— TASK DIRECTIONS —
Substitute "nav-item" for every "sidebar-item" in the items below and reproduce them with no other changes. Leave the pictures out of your copy.
** start **
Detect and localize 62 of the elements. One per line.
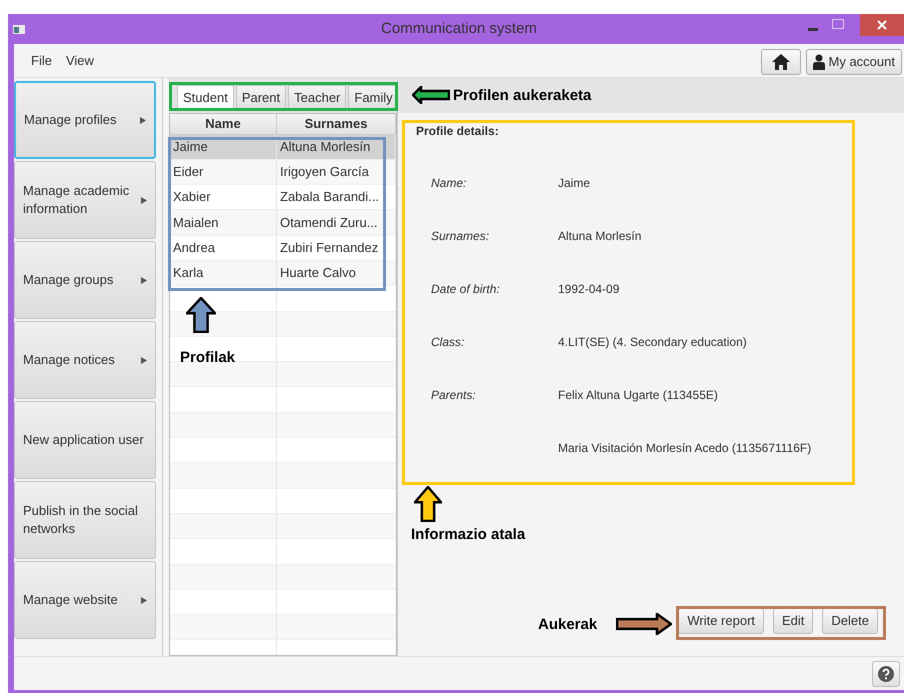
table-row[interactable]: Xabier Zabala Barandi... (170, 185, 396, 210)
field-label: Surnames: (431, 228, 490, 245)
help-icon (878, 666, 894, 682)
table-row[interactable]: Andrea Zubiri Fernandez (170, 236, 396, 261)
sidebar-item[interactable]: New application user (14, 401, 156, 479)
field-value: Jaime (558, 175, 590, 192)
help-button[interactable] (872, 660, 900, 686)
sidebar-item[interactable]: Manage groups (14, 241, 156, 319)
field-value: Felix Altuna Ugarte (113455E) (558, 387, 718, 404)
annotation-arrow-icon (412, 86, 450, 104)
field-label: Date of birth: (431, 281, 501, 298)
table-row[interactable]: Maialen Otamendi Zuru... (170, 210, 396, 236)
action-button[interactable]: Write report (678, 608, 764, 634)
sidebar-item[interactable]: Publish in the social networks (14, 481, 156, 559)
annotation-arrow-icon (414, 486, 442, 522)
table-row[interactable]: Karla Huarte Calvo (170, 260, 396, 286)
home-button[interactable] (760, 48, 801, 74)
table-cell: Maialen (170, 210, 277, 235)
close-button[interactable] (860, 14, 904, 36)
app-icon (13, 25, 25, 34)
table-cell: Zabala Barandi... (277, 185, 396, 210)
action-button[interactable]: Edit (773, 608, 814, 634)
field-label: Name: (431, 175, 468, 192)
annotation-arrow-icon (616, 613, 672, 635)
field-label: Parents: (431, 387, 477, 404)
sidebar-item[interactable]: Manage notices (14, 321, 156, 399)
table-row[interactable]: Eider Irigoyen García (170, 160, 396, 186)
field-value: 1992-04-09 (558, 281, 620, 298)
field-value: Maria Visitación Morlesín Acedo (1135671116F) (558, 440, 812, 457)
field-label: Class: (431, 334, 466, 351)
table-cell: Zubiri Fernandez (277, 236, 396, 260)
menu-item[interactable]: File (31, 50, 52, 70)
annotation-label: Profilak (180, 348, 236, 368)
field-value: 4.LIT(SE) (4. Secondary education) (558, 334, 747, 351)
annotation-arrow-icon (186, 297, 216, 333)
table-cell: Andrea (170, 236, 277, 260)
details-title: Profile details: (416, 123, 500, 140)
table-cell: Irigoyen García (277, 160, 396, 184)
table-cell: Xabier (170, 185, 277, 210)
table-cell: Huarte Calvo (277, 260, 396, 286)
sidebar-item[interactable]: Manage academic information (14, 161, 156, 239)
window-title: Communication system (381, 18, 537, 39)
close-icon (877, 20, 887, 30)
maximize-icon[interactable] (832, 19, 844, 29)
menu-item[interactable]: View (66, 50, 94, 70)
annotation-label: Aukerak (538, 615, 598, 635)
sidebar-item[interactable]: Manage website (14, 561, 156, 639)
table-cell: Jaime (170, 134, 277, 159)
table-cell: Karla (170, 260, 277, 286)
annotation-label: Profilen aukeraketa (453, 86, 592, 106)
account-button[interactable]: My account (806, 48, 902, 74)
table-cell: Altuna Morlesín (277, 134, 396, 159)
table-cell: Eider (170, 160, 277, 184)
column-header[interactable]: Name (170, 114, 277, 134)
user-icon (812, 54, 825, 70)
annotation-label: Informazio atala (411, 525, 526, 545)
column-header[interactable]: Surnames (277, 114, 396, 134)
home-icon (770, 52, 791, 70)
field-value: Altuna Morlesín (558, 228, 642, 245)
sidebar-item[interactable]: Manage profiles (14, 81, 156, 159)
action-button[interactable]: Delete (822, 608, 878, 634)
table-cell: Otamendi Zuru... (277, 210, 396, 235)
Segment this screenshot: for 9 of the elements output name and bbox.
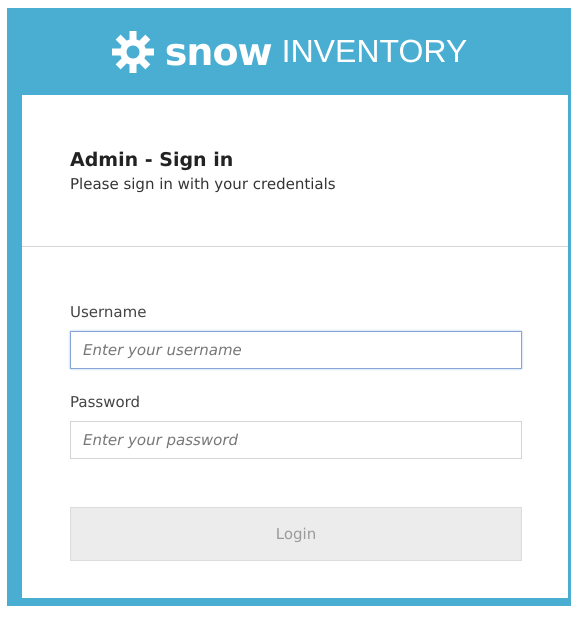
card-subtitle: Please sign in with your credentials <box>70 175 337 193</box>
field-label: Username <box>70 303 146 321</box>
field-label: Password <box>70 393 140 411</box>
product-name: INVENTORY <box>282 33 468 70</box>
brand-logo: snow <box>164 30 272 74</box>
input-field[interactable]: Enter your password <box>70 421 522 459</box>
card-title: Admin - Sign in <box>70 149 234 171</box>
gear-icon <box>110 30 155 74</box>
input-field[interactable]: Enter your username <box>70 331 522 369</box>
** end **
— FINISHED EXERCISE —
Detect and localize 62 of the elements. One per line.
table-row[interactable]: Xabier Zabala Barandi... (170, 185, 396, 210)
field-label: Surnames: (431, 228, 490, 245)
help-icon (878, 666, 894, 682)
table-row[interactable]: Andrea Zubiri Fernandez (170, 236, 396, 261)
nav-item[interactable]: New application user (14, 401, 156, 479)
field-value: Jaime (558, 175, 590, 192)
help-button[interactable] (872, 660, 900, 686)
nav-item[interactable]: Manage groups (14, 241, 156, 319)
field-value: Felix Altuna Ugarte (113455E) (558, 387, 718, 404)
annotation-arrow-icon (412, 86, 450, 104)
field-label: Date of birth: (431, 281, 501, 298)
table-row[interactable]: Maialen Otamendi Zuru... (170, 210, 396, 236)
action-button[interactable]: Write report (678, 608, 764, 634)
nav-item[interactable]: Publish in the social networks (14, 481, 156, 559)
annotation-arrow-icon (414, 486, 442, 522)
table-row[interactable]: Karla Huarte Calvo (170, 260, 396, 286)
home-button[interactable] (760, 48, 801, 74)
table-cell: Maialen (170, 210, 277, 235)
close-button[interactable] (860, 14, 904, 36)
app-icon (13, 25, 25, 34)
table-cell: Zabala Barandi... (277, 185, 396, 210)
action-button[interactable]: Edit (773, 608, 814, 634)
field-label: Name: (431, 175, 468, 192)
annotation-arrow-icon (616, 613, 672, 635)
field-label: Parents: (431, 387, 477, 404)
nav-item[interactable]: Manage notices (14, 321, 156, 399)
table-row[interactable]: Eider Irigoyen García (170, 160, 396, 186)
field-value: 1992-04-09 (558, 281, 620, 298)
field-value: Maria Visitación Morlesín Acedo (1135671116F) (558, 440, 812, 457)
field-label: Class: (431, 334, 466, 351)
table-cell: Zubiri Fernandez (277, 236, 396, 260)
menu-item[interactable]: File (31, 50, 52, 70)
annotation-label: Profilak (180, 348, 236, 368)
field-value: 4.LIT(SE) (4. Secondary education) (558, 334, 747, 351)
annotation-arrow-icon (186, 297, 216, 333)
table-cell: Andrea (170, 236, 277, 260)
details-title: Profile details: (416, 123, 500, 140)
table-cell: Irigoyen García (277, 160, 396, 184)
table-cell: Xabier (170, 185, 277, 210)
table-cell: Huarte Calvo (277, 260, 396, 286)
nav-item[interactable]: Manage academic information (14, 161, 156, 239)
window-title: Communication system (381, 18, 537, 39)
close-icon (877, 20, 887, 30)
maximize-icon[interactable] (832, 19, 844, 29)
menu-item[interactable]: View (66, 50, 94, 70)
annotation-label: Aukerak (538, 615, 598, 635)
nav-item[interactable]: Manage website (14, 561, 156, 639)
table-cell: Jaime (170, 134, 277, 159)
table-cell: Karla (170, 260, 277, 286)
annotation-label: Profilen aukeraketa (453, 86, 592, 106)
account-button[interactable]: My account (806, 48, 902, 74)
table-cell: Altuna Morlesín (277, 134, 396, 159)
table-cell: Eider (170, 160, 277, 184)
column-header[interactable]: Name (170, 114, 277, 134)
user-icon (812, 54, 825, 70)
annotation-label: Informazio atala (411, 525, 526, 545)
column-header[interactable]: Surnames (277, 114, 396, 134)
home-icon (770, 52, 791, 70)
field-value: Altuna Morlesín (558, 228, 642, 245)
nav-item[interactable]: Manage profiles (14, 81, 156, 159)
action-button[interactable]: Delete (822, 608, 878, 634)
table-cell: Otamendi Zuru... (277, 210, 396, 235)
Segment this screenshot: for 9 of the elements output name and bbox.
card-subtitle: Please sign in with your credentials <box>70 175 337 193</box>
field-label: Username <box>70 303 146 321</box>
field-label: Password <box>70 393 140 411</box>
product-name: INVENTORY <box>282 33 468 70</box>
brand-logo: snow <box>164 30 272 74</box>
input-field[interactable]: Enter your password <box>70 421 522 459</box>
card-title: Admin - Sign in <box>70 149 234 171</box>
gear-icon <box>110 30 155 74</box>
input-field[interactable]: Enter your username <box>70 331 522 369</box>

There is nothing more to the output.